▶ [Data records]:
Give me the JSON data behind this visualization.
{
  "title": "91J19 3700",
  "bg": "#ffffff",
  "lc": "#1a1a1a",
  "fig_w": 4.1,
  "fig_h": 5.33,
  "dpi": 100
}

▶ [Exercise]: Repeat the entries exactly, all of them.

▶ [Result]:
Give me the JSON data behind this visualization.
{
  "title": "91J19 3700",
  "bg": "#ffffff",
  "lc": "#1a1a1a",
  "fig_w": 4.1,
  "fig_h": 5.33,
  "dpi": 100
}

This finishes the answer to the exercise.